## PROBLEM TO SOLVE
Scan the data below for the string "ylabel". Show every line where it turns up.

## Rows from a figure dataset
= = = = =

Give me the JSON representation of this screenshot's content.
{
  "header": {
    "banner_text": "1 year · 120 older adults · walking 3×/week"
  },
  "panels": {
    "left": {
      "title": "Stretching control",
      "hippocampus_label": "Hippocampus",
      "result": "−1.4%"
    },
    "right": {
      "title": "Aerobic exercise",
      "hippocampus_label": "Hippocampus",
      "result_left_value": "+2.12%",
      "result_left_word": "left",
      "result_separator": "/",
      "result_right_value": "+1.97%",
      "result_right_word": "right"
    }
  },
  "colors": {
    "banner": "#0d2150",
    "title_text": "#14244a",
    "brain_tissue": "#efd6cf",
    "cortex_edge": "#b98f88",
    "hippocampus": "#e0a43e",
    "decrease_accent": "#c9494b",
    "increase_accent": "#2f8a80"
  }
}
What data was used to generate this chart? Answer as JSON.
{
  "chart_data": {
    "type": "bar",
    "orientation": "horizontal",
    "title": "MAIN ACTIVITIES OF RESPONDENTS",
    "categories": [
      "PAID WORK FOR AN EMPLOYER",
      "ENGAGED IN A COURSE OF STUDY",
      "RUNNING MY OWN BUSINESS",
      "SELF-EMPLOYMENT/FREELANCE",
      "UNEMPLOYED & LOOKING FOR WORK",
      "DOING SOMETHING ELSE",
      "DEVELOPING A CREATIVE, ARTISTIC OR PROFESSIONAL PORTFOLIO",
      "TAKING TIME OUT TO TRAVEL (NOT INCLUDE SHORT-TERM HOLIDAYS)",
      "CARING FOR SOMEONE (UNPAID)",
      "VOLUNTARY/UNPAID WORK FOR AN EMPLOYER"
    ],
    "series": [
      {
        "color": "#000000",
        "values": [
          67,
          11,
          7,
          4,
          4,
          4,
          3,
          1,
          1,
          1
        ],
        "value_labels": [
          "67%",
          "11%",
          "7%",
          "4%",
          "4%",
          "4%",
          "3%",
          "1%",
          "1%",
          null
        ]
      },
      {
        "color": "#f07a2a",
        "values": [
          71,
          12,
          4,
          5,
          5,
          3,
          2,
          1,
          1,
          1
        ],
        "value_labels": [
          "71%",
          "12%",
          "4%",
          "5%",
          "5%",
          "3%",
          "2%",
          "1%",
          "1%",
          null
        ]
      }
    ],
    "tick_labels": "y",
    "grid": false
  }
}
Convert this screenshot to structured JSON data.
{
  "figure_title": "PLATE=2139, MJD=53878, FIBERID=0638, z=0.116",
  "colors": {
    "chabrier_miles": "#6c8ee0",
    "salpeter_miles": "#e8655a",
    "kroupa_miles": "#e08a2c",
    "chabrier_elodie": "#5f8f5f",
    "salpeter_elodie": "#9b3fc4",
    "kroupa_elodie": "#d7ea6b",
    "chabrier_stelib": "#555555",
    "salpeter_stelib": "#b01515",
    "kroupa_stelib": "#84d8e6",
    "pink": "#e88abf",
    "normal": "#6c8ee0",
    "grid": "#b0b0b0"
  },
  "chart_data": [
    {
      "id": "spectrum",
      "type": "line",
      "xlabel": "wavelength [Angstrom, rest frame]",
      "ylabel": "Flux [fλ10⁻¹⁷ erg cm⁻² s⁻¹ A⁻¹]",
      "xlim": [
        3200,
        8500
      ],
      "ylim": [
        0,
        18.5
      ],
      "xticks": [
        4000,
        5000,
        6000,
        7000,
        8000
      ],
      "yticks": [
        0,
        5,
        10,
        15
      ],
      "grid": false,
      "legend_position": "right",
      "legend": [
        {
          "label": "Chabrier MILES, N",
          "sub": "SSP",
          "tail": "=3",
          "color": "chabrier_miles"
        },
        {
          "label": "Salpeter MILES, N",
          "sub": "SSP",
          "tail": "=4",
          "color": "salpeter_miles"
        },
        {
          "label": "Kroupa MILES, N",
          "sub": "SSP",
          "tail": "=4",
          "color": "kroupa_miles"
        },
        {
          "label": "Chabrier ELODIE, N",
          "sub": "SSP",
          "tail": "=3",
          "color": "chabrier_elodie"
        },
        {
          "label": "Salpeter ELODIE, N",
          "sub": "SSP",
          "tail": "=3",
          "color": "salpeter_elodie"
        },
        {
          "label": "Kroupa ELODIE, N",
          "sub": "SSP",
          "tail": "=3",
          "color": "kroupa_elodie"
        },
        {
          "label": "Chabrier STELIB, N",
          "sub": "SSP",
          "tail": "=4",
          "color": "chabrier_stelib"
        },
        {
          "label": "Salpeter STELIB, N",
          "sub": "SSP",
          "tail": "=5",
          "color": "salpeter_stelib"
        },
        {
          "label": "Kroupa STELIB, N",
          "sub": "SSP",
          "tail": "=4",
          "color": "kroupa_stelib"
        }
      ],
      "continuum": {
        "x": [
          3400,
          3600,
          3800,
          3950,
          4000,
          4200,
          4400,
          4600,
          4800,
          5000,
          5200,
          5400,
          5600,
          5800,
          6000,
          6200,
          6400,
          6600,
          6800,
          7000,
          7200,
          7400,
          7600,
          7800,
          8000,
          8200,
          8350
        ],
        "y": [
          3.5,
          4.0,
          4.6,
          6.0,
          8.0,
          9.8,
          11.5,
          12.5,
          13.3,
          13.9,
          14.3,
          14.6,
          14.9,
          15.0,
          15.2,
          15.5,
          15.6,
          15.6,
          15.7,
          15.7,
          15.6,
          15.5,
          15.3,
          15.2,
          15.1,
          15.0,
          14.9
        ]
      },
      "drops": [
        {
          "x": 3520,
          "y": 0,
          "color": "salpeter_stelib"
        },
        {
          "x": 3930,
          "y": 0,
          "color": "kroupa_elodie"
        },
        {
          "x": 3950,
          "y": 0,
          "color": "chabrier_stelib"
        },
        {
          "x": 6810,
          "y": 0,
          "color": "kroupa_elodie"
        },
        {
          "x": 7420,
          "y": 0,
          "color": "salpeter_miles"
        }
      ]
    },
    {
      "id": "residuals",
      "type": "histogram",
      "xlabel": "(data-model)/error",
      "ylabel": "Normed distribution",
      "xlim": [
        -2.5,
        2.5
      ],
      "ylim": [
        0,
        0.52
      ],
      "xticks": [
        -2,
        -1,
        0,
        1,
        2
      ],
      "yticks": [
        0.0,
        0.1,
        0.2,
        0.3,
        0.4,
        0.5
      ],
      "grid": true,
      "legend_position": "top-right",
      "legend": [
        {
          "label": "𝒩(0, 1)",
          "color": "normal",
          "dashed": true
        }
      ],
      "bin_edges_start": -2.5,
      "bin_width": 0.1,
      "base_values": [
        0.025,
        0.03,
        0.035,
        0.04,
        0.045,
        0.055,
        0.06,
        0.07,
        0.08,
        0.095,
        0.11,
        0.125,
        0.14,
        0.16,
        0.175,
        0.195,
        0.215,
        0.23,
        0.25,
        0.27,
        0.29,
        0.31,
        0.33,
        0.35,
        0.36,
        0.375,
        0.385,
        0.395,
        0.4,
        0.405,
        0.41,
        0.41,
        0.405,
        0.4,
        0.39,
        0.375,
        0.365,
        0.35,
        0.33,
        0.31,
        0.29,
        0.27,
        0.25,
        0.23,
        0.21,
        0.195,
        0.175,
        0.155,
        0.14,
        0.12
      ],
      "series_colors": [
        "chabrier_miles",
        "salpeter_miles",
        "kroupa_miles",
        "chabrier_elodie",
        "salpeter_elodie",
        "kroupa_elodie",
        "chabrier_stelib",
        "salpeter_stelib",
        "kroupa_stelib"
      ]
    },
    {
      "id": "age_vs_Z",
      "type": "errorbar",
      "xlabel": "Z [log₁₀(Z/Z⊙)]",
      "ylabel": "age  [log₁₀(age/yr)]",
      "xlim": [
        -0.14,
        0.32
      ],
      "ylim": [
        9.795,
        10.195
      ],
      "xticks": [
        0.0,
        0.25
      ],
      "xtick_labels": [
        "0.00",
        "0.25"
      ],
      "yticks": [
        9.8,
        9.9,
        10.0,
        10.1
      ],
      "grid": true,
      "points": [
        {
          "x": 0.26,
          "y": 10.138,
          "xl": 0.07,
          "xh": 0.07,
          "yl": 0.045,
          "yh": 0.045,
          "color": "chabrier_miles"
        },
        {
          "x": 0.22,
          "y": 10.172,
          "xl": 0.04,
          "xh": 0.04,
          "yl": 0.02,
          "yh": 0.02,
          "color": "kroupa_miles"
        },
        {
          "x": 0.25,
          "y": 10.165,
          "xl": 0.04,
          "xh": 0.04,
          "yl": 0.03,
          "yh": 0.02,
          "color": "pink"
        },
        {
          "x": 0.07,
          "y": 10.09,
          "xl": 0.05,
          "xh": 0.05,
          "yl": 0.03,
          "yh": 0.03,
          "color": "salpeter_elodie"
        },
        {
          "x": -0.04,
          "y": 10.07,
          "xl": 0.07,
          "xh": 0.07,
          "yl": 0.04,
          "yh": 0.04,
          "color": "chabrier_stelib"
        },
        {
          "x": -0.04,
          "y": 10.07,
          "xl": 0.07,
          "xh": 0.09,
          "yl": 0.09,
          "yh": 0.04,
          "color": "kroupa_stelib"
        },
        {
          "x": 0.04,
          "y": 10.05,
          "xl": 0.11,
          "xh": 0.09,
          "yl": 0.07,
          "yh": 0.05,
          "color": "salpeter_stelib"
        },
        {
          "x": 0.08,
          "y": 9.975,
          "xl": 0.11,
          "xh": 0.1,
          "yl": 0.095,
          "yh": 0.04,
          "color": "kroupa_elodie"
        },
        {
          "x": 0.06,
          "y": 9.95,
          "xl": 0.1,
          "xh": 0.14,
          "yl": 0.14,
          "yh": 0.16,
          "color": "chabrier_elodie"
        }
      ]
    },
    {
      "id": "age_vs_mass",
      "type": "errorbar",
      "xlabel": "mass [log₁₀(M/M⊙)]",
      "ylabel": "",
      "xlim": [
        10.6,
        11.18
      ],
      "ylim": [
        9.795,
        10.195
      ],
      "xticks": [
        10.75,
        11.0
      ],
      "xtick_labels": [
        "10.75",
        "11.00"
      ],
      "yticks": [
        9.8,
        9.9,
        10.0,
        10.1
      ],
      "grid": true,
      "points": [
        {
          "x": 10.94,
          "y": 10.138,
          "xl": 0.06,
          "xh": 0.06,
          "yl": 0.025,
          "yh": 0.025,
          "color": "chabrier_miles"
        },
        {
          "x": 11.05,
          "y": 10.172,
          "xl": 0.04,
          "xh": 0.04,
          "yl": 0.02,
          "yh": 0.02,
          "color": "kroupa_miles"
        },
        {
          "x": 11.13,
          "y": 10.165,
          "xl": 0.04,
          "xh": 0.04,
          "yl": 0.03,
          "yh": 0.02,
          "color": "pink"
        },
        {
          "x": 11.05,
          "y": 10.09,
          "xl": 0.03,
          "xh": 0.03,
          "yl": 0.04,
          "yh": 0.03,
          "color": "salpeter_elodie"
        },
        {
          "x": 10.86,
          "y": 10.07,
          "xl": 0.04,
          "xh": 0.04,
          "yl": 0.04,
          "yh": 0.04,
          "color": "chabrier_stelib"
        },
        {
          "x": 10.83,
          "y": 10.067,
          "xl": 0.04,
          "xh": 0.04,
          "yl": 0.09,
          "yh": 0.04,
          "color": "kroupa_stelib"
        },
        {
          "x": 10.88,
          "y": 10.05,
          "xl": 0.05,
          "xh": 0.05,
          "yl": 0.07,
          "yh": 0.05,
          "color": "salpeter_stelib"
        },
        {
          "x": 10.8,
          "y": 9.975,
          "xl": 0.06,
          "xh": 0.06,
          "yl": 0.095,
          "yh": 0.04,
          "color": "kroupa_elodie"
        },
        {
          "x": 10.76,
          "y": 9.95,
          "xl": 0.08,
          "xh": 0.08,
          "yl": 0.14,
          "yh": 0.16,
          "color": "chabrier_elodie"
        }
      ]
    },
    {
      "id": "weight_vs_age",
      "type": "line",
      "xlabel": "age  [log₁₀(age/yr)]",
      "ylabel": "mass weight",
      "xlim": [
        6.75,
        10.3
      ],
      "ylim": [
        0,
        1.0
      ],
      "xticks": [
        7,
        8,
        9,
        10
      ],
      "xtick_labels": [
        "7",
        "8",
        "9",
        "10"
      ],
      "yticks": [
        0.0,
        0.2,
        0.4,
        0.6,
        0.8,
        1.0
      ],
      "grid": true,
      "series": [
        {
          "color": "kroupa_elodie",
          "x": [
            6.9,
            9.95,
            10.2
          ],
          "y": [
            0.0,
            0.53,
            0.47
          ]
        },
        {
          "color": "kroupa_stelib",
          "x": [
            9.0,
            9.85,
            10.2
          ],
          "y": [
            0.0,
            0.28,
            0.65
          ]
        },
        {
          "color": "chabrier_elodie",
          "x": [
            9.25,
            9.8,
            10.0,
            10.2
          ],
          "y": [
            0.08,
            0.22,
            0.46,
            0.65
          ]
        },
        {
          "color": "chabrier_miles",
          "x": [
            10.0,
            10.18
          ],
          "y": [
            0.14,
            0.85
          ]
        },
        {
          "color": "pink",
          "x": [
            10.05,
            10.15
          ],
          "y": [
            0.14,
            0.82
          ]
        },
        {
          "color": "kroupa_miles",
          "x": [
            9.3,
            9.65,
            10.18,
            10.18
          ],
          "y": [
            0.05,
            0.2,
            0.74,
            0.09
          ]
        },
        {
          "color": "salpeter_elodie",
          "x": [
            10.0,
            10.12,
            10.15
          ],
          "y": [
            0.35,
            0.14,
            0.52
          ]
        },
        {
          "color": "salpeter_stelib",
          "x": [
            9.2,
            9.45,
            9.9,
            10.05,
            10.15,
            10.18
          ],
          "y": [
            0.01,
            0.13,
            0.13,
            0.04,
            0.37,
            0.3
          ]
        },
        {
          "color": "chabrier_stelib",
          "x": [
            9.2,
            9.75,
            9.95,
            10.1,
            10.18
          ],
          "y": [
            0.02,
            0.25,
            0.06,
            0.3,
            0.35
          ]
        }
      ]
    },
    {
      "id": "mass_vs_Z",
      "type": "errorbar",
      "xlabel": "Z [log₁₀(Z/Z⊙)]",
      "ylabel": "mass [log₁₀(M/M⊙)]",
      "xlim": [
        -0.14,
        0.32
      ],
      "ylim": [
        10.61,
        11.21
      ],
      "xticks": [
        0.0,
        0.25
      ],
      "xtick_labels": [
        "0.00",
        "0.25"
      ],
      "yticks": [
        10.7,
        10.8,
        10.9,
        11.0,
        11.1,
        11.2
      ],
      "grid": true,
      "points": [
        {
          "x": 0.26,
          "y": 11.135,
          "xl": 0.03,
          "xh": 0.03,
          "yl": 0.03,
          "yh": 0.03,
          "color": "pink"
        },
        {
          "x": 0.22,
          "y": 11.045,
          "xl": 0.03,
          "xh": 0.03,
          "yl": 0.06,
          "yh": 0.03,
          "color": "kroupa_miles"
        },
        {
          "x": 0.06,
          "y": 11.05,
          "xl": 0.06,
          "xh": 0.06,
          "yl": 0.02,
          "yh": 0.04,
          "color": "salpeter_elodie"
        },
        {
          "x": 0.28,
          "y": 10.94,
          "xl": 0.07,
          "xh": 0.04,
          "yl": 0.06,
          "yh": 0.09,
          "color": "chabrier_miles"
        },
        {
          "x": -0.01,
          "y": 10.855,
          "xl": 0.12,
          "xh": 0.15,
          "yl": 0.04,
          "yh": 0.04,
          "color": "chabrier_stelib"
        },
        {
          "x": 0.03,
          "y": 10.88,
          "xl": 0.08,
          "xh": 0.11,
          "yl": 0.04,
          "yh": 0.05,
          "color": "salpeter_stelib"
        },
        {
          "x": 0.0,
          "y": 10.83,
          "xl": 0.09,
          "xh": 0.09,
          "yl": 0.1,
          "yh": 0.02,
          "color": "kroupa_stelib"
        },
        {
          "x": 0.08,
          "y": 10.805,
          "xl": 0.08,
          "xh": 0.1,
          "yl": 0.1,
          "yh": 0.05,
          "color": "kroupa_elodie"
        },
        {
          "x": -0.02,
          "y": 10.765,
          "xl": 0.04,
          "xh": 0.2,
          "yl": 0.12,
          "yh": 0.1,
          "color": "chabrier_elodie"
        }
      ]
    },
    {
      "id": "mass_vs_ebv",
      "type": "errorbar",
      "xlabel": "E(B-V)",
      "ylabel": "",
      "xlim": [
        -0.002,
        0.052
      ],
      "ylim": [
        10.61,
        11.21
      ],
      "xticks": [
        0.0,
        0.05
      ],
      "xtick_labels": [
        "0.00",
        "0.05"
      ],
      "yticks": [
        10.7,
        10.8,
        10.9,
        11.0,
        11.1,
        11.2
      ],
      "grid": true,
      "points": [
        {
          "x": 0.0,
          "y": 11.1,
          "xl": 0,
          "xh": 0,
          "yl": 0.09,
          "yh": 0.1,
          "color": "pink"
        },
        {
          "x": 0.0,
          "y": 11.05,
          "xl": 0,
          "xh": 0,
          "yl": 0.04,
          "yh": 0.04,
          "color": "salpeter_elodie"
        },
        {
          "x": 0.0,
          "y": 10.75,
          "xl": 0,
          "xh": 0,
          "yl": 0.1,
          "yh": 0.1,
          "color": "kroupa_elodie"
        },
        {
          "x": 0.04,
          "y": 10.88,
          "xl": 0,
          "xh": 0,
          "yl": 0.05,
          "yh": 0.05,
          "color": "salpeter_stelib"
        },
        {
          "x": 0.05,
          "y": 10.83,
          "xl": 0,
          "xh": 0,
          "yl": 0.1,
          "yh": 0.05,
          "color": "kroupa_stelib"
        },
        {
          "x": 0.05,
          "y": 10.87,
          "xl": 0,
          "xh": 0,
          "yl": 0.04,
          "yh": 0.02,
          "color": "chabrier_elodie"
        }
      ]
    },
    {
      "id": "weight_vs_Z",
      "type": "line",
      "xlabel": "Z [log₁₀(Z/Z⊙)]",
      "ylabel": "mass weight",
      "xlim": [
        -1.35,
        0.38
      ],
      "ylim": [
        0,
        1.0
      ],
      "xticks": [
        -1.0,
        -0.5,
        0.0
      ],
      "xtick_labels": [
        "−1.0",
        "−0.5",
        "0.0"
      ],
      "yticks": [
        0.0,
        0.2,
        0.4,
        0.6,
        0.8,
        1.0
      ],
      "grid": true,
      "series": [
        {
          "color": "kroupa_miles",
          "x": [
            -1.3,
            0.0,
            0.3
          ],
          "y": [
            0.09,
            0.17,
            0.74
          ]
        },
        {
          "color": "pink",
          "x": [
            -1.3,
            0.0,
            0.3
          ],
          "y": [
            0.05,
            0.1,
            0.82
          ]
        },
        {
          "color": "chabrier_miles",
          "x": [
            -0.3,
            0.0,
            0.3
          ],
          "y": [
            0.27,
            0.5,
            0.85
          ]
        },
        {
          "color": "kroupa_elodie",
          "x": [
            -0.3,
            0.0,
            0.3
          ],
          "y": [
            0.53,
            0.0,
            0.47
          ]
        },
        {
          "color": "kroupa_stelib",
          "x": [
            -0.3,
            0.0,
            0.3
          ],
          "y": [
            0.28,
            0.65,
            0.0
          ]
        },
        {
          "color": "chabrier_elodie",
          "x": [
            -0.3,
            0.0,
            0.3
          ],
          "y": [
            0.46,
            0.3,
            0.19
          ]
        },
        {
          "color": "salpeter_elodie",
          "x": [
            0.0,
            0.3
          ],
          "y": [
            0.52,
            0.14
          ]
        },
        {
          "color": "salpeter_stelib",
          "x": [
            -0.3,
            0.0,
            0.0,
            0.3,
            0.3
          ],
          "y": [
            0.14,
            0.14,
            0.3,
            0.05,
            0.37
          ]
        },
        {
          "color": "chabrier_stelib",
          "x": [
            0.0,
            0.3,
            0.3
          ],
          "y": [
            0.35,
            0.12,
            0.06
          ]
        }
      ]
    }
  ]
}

= = = = =

## COMPLETED EXERCISE
      "ylabel": "Flux [fλ10⁻¹⁷ erg cm⁻² s⁻¹ A⁻¹]",
      "ylabel": "Normed distribution",
      "ylabel": "age  [log₁₀(age/yr)]",
      "ylabel": "",
      "ylabel": "mass weight",
      "ylabel": "mass [log₁₀(M/M⊙)]",
      "ylabel": "",
      "ylabel": "mass weight",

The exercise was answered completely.